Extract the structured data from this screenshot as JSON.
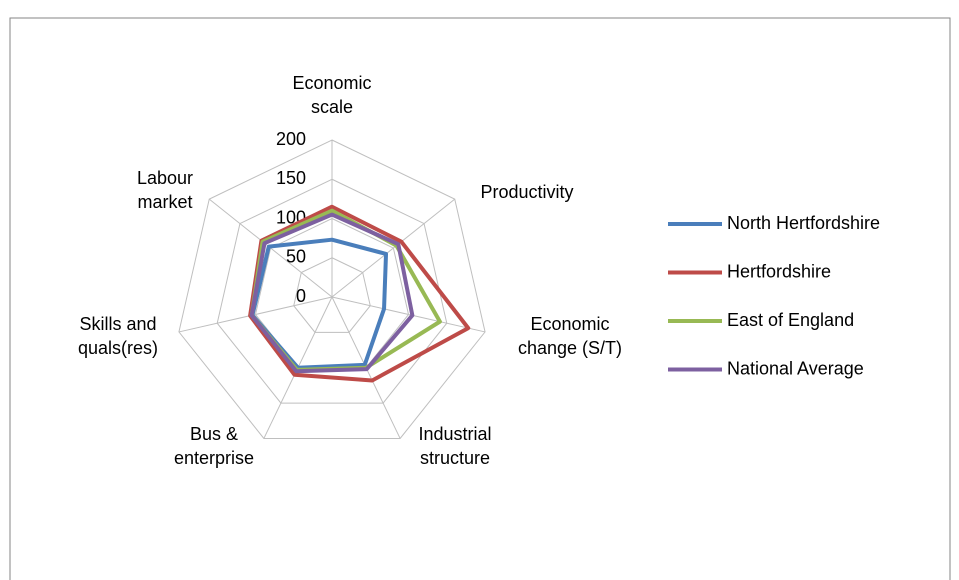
{
  "chart_data": {
    "type": "radar",
    "categories": [
      "Economic\nscale",
      "Productivity",
      "Economic\nchange (S/T)",
      "Industrial\nstructure",
      "Bus &\nenterprise",
      "Skills and\nquals(res)",
      "Labour\nmarket"
    ],
    "series": [
      {
        "name": "North Hertfordshire",
        "color": "#4a7ebb",
        "values": [
          73,
          88,
          68,
          96,
          100,
          104,
          103
        ]
      },
      {
        "name": "Hertfordshire",
        "color": "#be4b48",
        "values": [
          115,
          113,
          178,
          118,
          110,
          107,
          115
        ]
      },
      {
        "name": "East of England",
        "color": "#98b954",
        "values": [
          110,
          105,
          141,
          100,
          103,
          105,
          113
        ]
      },
      {
        "name": "National Average",
        "color": "#7d60a0",
        "values": [
          105,
          108,
          105,
          102,
          105,
          105,
          110
        ]
      }
    ],
    "ylim": [
      0,
      200
    ],
    "yticks": [
      0,
      50,
      100,
      150,
      200
    ],
    "grid": true
  }
}
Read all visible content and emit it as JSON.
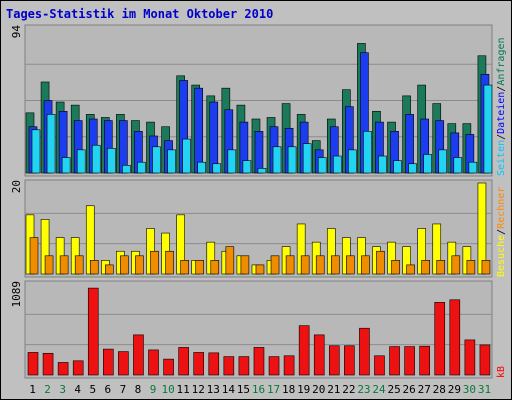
{
  "chart_data": {
    "type": "bar",
    "title": "Tages-Statistik im Monat Oktober 2010",
    "categories": [
      "1",
      "2",
      "3",
      "4",
      "5",
      "6",
      "7",
      "8",
      "9",
      "10",
      "11",
      "12",
      "13",
      "14",
      "15",
      "16",
      "17",
      "18",
      "19",
      "20",
      "21",
      "22",
      "23",
      "24",
      "25",
      "26",
      "27",
      "28",
      "29",
      "30",
      "31"
    ],
    "weekend_days": [
      "2",
      "3",
      "9",
      "10",
      "16",
      "17",
      "23",
      "24",
      "30",
      "31"
    ],
    "panels": [
      {
        "id": "top",
        "ymax_label": "94",
        "ylim": [
          0,
          94
        ],
        "side_label": [
          "Seiten",
          "/",
          "Dateien",
          "/",
          "Anfragen"
        ],
        "series": [
          {
            "name": "Anfragen",
            "color": "#1b7a5a",
            "values": [
              39,
              59,
              46,
              44,
              38,
              36,
              38,
              34,
              33,
              30,
              63,
              57,
              50,
              55,
              44,
              35,
              36,
              45,
              38,
              21,
              35,
              54,
              84,
              40,
              33,
              50,
              57,
              45,
              32,
              32,
              76
            ]
          },
          {
            "name": "Dateien",
            "color": "#1c3cf0",
            "values": [
              30,
              47,
              40,
              34,
              35,
              34,
              34,
              27,
              24,
              21,
              60,
              55,
              46,
              41,
              33,
              27,
              30,
              29,
              33,
              15,
              30,
              43,
              78,
              33,
              27,
              38,
              35,
              34,
              26,
              25,
              64
            ]
          },
          {
            "name": "Seiten",
            "color": "#22d4f2",
            "values": [
              28,
              38,
              10,
              15,
              18,
              16,
              5,
              7,
              17,
              15,
              22,
              7,
              6,
              15,
              8,
              3,
              17,
              17,
              19,
              10,
              11,
              15,
              27,
              11,
              8,
              6,
              12,
              15,
              10,
              7,
              57
            ]
          }
        ]
      },
      {
        "id": "middle",
        "ymax_label": "20",
        "ylim": [
          0,
          20
        ],
        "side_label": [
          "Besuche",
          "/",
          "Rechner"
        ],
        "series": [
          {
            "name": "Besuche",
            "color": "#ffff00",
            "values": [
              13,
              12,
              8,
              8,
              15,
              3,
              5,
              5,
              10,
              9,
              13,
              3,
              7,
              5,
              4,
              2,
              3,
              6,
              11,
              7,
              10,
              8,
              8,
              6,
              7,
              6,
              10,
              11,
              7,
              6,
              20
            ]
          },
          {
            "name": "Rechner",
            "color": "#f08c00",
            "values": [
              8,
              4,
              4,
              4,
              3,
              2,
              4,
              4,
              5,
              5,
              3,
              3,
              3,
              6,
              4,
              2,
              4,
              4,
              4,
              4,
              4,
              4,
              4,
              5,
              3,
              2,
              3,
              3,
              4,
              3,
              3
            ]
          }
        ]
      },
      {
        "id": "bottom",
        "ymax_label": "1089",
        "ylim": [
          0,
          1089
        ],
        "side_label": [
          "kB"
        ],
        "series": [
          {
            "name": "kB",
            "color": "#ee1111",
            "values": [
              270,
              260,
              150,
              170,
              1040,
              310,
              280,
              480,
              300,
              190,
              330,
              270,
              265,
              220,
              220,
              330,
              220,
              230,
              590,
              480,
              350,
              350,
              560,
              230,
              340,
              340,
              345,
              870,
              900,
              420,
              360
            ]
          }
        ]
      }
    ]
  }
}
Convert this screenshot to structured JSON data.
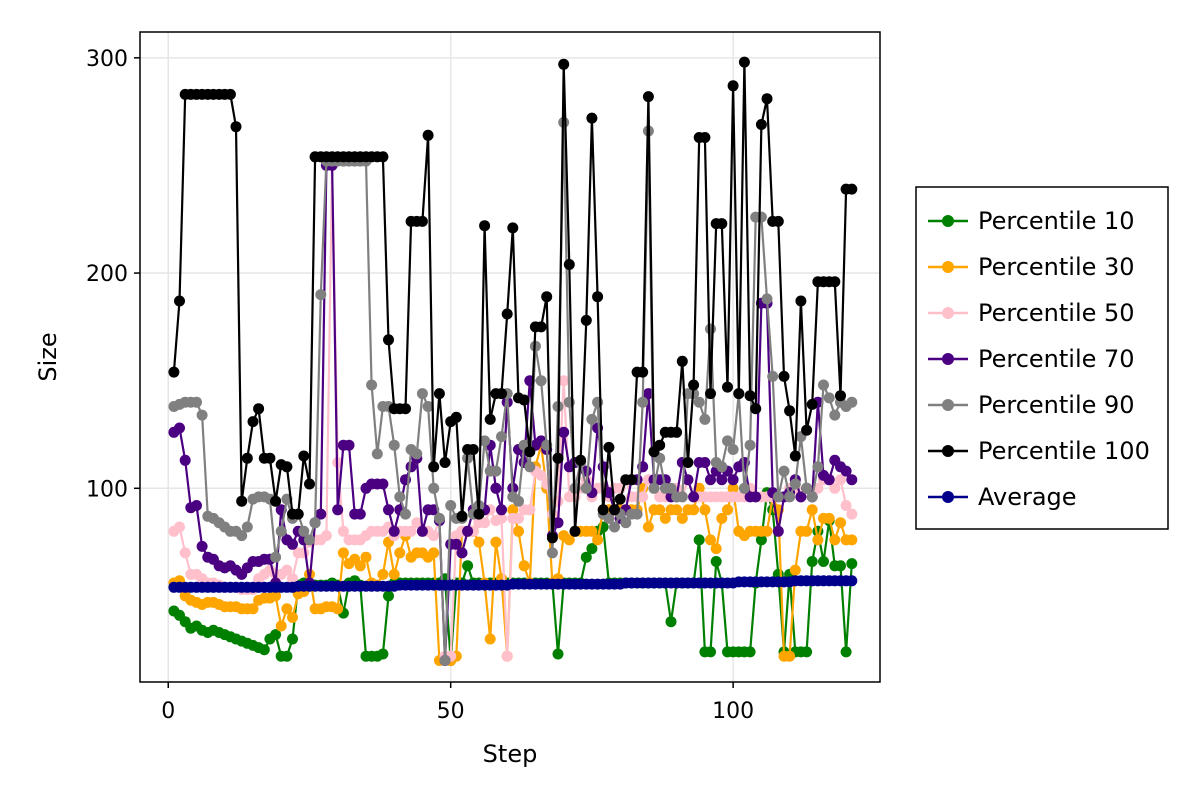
{
  "chart_data": {
    "type": "line",
    "xlabel": "Step",
    "ylabel": "Size",
    "xlim": [
      -5,
      126
    ],
    "ylim": [
      10,
      312
    ],
    "xticks": [
      0,
      50,
      100
    ],
    "yticks": [
      100,
      200,
      300
    ],
    "xtick_labels": [
      "0",
      "50",
      "100"
    ],
    "ytick_labels": [
      "100",
      "200",
      "300"
    ],
    "grid": true,
    "legend_position": "right",
    "x": [
      1,
      2,
      3,
      4,
      5,
      6,
      7,
      8,
      9,
      10,
      11,
      12,
      13,
      14,
      15,
      16,
      17,
      18,
      19,
      20,
      21,
      22,
      23,
      24,
      25,
      26,
      27,
      28,
      29,
      30,
      31,
      32,
      33,
      34,
      35,
      36,
      37,
      38,
      39,
      40,
      41,
      42,
      43,
      44,
      45,
      46,
      47,
      48,
      49,
      50,
      51,
      52,
      53,
      54,
      55,
      56,
      57,
      58,
      59,
      60,
      61,
      62,
      63,
      64,
      65,
      66,
      67,
      68,
      69,
      70,
      71,
      72,
      73,
      74,
      75,
      76,
      77,
      78,
      79,
      80,
      81,
      82,
      83,
      84,
      85,
      86,
      87,
      88,
      89,
      90,
      91,
      92,
      93,
      94,
      95,
      96,
      97,
      98,
      99,
      100,
      101,
      102,
      103,
      104,
      105,
      106,
      107,
      108,
      109,
      110,
      111,
      112,
      113,
      114,
      115,
      116,
      117,
      118,
      119,
      120,
      121
    ],
    "series": [
      {
        "name": "Percentile 10",
        "color": "#008000",
        "values": [
          43,
          41,
          38,
          35,
          36,
          34,
          33,
          34,
          33,
          32,
          31,
          30,
          29,
          28,
          27,
          26,
          25,
          30,
          32,
          22,
          22,
          30,
          55,
          56,
          55,
          55,
          55,
          55,
          56,
          55,
          42,
          56,
          57,
          55,
          22,
          22,
          22,
          23,
          50,
          56,
          56,
          56,
          56,
          56,
          56,
          56,
          56,
          56,
          58,
          20,
          56,
          56,
          64,
          56,
          56,
          56,
          56,
          56,
          56,
          56,
          56,
          56,
          56,
          56,
          56,
          56,
          56,
          56,
          23,
          56,
          56,
          56,
          56,
          68,
          72,
          80,
          82,
          56,
          56,
          56,
          56,
          56,
          56,
          56,
          56,
          56,
          56,
          56,
          38,
          56,
          56,
          56,
          56,
          76,
          24,
          24,
          66,
          56,
          24,
          24,
          24,
          24,
          24,
          56,
          76,
          98,
          90,
          60,
          24,
          60,
          24,
          24,
          24,
          66,
          80,
          66,
          85,
          64,
          64,
          24,
          65
        ]
      },
      {
        "name": "Percentile 30",
        "color": "#FFA500",
        "values": [
          56,
          57,
          50,
          48,
          47,
          46,
          47,
          47,
          46,
          45,
          45,
          45,
          44,
          44,
          44,
          48,
          49,
          49,
          50,
          36,
          44,
          40,
          51,
          52,
          60,
          44,
          44,
          45,
          45,
          44,
          70,
          65,
          67,
          64,
          68,
          56,
          55,
          60,
          75,
          60,
          70,
          78,
          68,
          70,
          70,
          68,
          70,
          20,
          20,
          20,
          22,
          80,
          80,
          80,
          75,
          56,
          30,
          75,
          58,
          22,
          90,
          80,
          64,
          56,
          110,
          120,
          100,
          56,
          58,
          78,
          76,
          80,
          80,
          80,
          80,
          76,
          90,
          90,
          90,
          90,
          90,
          90,
          90,
          100,
          82,
          90,
          90,
          86,
          90,
          90,
          86,
          90,
          90,
          100,
          90,
          76,
          72,
          86,
          90,
          100,
          80,
          78,
          80,
          80,
          80,
          80,
          96,
          90,
          22,
          22,
          62,
          80,
          80,
          90,
          76,
          86,
          86,
          76,
          84,
          76,
          76
        ]
      },
      {
        "name": "Percentile 50",
        "color": "#FFC0CB",
        "values": [
          80,
          82,
          70,
          60,
          60,
          58,
          56,
          56,
          55,
          54,
          54,
          54,
          53,
          53,
          53,
          58,
          60,
          62,
          60,
          60,
          62,
          58,
          70,
          70,
          75,
          76,
          76,
          78,
          250,
          112,
          80,
          76,
          76,
          76,
          78,
          80,
          80,
          80,
          82,
          78,
          80,
          80,
          80,
          84,
          80,
          80,
          78,
          85,
          22,
          22,
          78,
          80,
          80,
          80,
          84,
          84,
          90,
          85,
          86,
          22,
          86,
          86,
          90,
          90,
          108,
          106,
          102,
          88,
          94,
          150,
          96,
          96,
          100,
          104,
          96,
          100,
          100,
          96,
          100,
          100,
          104,
          96,
          96,
          96,
          104,
          100,
          96,
          96,
          96,
          100,
          96,
          104,
          96,
          96,
          96,
          96,
          96,
          96,
          96,
          96,
          96,
          96,
          100,
          96,
          96,
          96,
          96,
          96,
          96,
          100,
          100,
          96,
          100,
          96,
          100,
          104,
          104,
          100,
          104,
          92,
          88
        ]
      },
      {
        "name": "Percentile 70",
        "color": "#4B0082",
        "values": [
          126,
          128,
          113,
          91,
          92,
          73,
          68,
          67,
          64,
          63,
          64,
          62,
          60,
          63,
          66,
          66,
          67,
          67,
          56,
          90,
          76,
          74,
          80,
          76,
          56,
          84,
          88,
          250,
          250,
          90,
          120,
          120,
          88,
          88,
          100,
          102,
          102,
          102,
          90,
          80,
          90,
          104,
          110,
          114,
          80,
          90,
          90,
          85,
          20,
          74,
          74,
          70,
          80,
          90,
          90,
          90,
          120,
          100,
          90,
          140,
          100,
          118,
          112,
          150,
          120,
          122,
          118,
          78,
          84,
          126,
          110,
          112,
          112,
          108,
          98,
          128,
          110,
          98,
          90,
          86,
          90,
          104,
          104,
          110,
          144,
          104,
          104,
          104,
          96,
          96,
          112,
          104,
          96,
          112,
          112,
          104,
          108,
          104,
          108,
          104,
          110,
          112,
          96,
          96,
          186,
          186,
          98,
          80,
          96,
          98,
          104,
          96,
          100,
          96,
          140,
          106,
          104,
          113,
          110,
          108,
          104
        ]
      },
      {
        "name": "Percentile 90",
        "color": "#808080",
        "values": [
          138,
          139,
          140,
          140,
          140,
          134,
          87,
          86,
          84,
          82,
          80,
          80,
          78,
          82,
          95,
          96,
          96,
          95,
          68,
          80,
          95,
          86,
          88,
          80,
          76,
          84,
          190,
          252,
          252,
          252,
          252,
          252,
          252,
          252,
          252,
          148,
          116,
          138,
          138,
          120,
          96,
          88,
          118,
          116,
          144,
          138,
          100,
          86,
          20,
          92,
          86,
          86,
          114,
          88,
          92,
          122,
          108,
          108,
          124,
          144,
          96,
          94,
          120,
          110,
          166,
          150,
          120,
          70,
          138,
          270,
          140,
          100,
          112,
          100,
          132,
          140,
          88,
          86,
          82,
          88,
          84,
          88,
          88,
          140,
          266,
          100,
          114,
          100,
          100,
          96,
          96,
          144,
          144,
          140,
          132,
          174,
          112,
          110,
          122,
          118,
          144,
          100,
          120,
          226,
          226,
          188,
          152,
          96,
          108,
          96,
          102,
          124,
          100,
          96,
          110,
          148,
          142,
          134,
          140,
          138,
          140
        ]
      },
      {
        "name": "Percentile 100",
        "color": "#000000",
        "values": [
          154,
          187,
          283,
          283,
          283,
          283,
          283,
          283,
          283,
          283,
          283,
          268,
          94,
          114,
          131,
          137,
          114,
          114,
          94,
          111,
          110,
          88,
          88,
          115,
          102,
          254,
          254,
          254,
          254,
          254,
          254,
          254,
          254,
          254,
          254,
          254,
          254,
          254,
          169,
          137,
          137,
          137,
          224,
          224,
          224,
          264,
          110,
          144,
          112,
          131,
          133,
          87,
          118,
          118,
          88,
          222,
          132,
          144,
          144,
          181,
          221,
          142,
          141,
          117,
          175,
          175,
          189,
          77,
          114,
          297,
          204,
          80,
          113,
          178,
          272,
          189,
          90,
          119,
          90,
          95,
          104,
          104,
          154,
          154,
          282,
          117,
          120,
          126,
          126,
          126,
          159,
          112,
          148,
          263,
          263,
          144,
          223,
          223,
          147,
          287,
          144,
          298,
          143,
          137,
          269,
          281,
          224,
          224,
          152,
          136,
          115,
          187,
          127,
          139,
          196,
          196,
          196,
          196,
          143,
          239,
          239
        ]
      },
      {
        "name": "Average",
        "color": "#00008B",
        "values": [
          54,
          54,
          54,
          54,
          54,
          54,
          54,
          54,
          54,
          54,
          54,
          54,
          54,
          54,
          54,
          54,
          54,
          54,
          54,
          54,
          54,
          54,
          54.5,
          54.5,
          54.5,
          54.5,
          54.5,
          54.5,
          54.5,
          54.5,
          54.5,
          54.5,
          54.5,
          54.5,
          54.5,
          54.5,
          54.5,
          54.5,
          54.5,
          54.5,
          55,
          55,
          55,
          55,
          55,
          55,
          55,
          55,
          55,
          55,
          55,
          55,
          55,
          55,
          55,
          55,
          55,
          55,
          55,
          55,
          55.5,
          55.5,
          55.5,
          55.5,
          55.5,
          55.5,
          55.5,
          55.5,
          55.5,
          55.5,
          55.5,
          55.5,
          55.5,
          55.5,
          55.5,
          55.5,
          55.5,
          55.5,
          55.5,
          55.5,
          56,
          56,
          56,
          56,
          56,
          56,
          56,
          56,
          56,
          56,
          56,
          56,
          56,
          56,
          56,
          56,
          56,
          56,
          56,
          56,
          56.5,
          56.5,
          56.5,
          56.5,
          56.5,
          56.5,
          56.5,
          56.5,
          56.5,
          56.5,
          57,
          57,
          57,
          57,
          57,
          57,
          57,
          57,
          57,
          57,
          57
        ]
      }
    ]
  }
}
******
▶ [AIM OF THE EXERCISE]: From the listing above, copy out each line where the word "screenshot" appears.

▶ [TASK ANSWER]:
Extract the structured data from this screenshot as JSON.
Convert this screenshot to structured JSON data.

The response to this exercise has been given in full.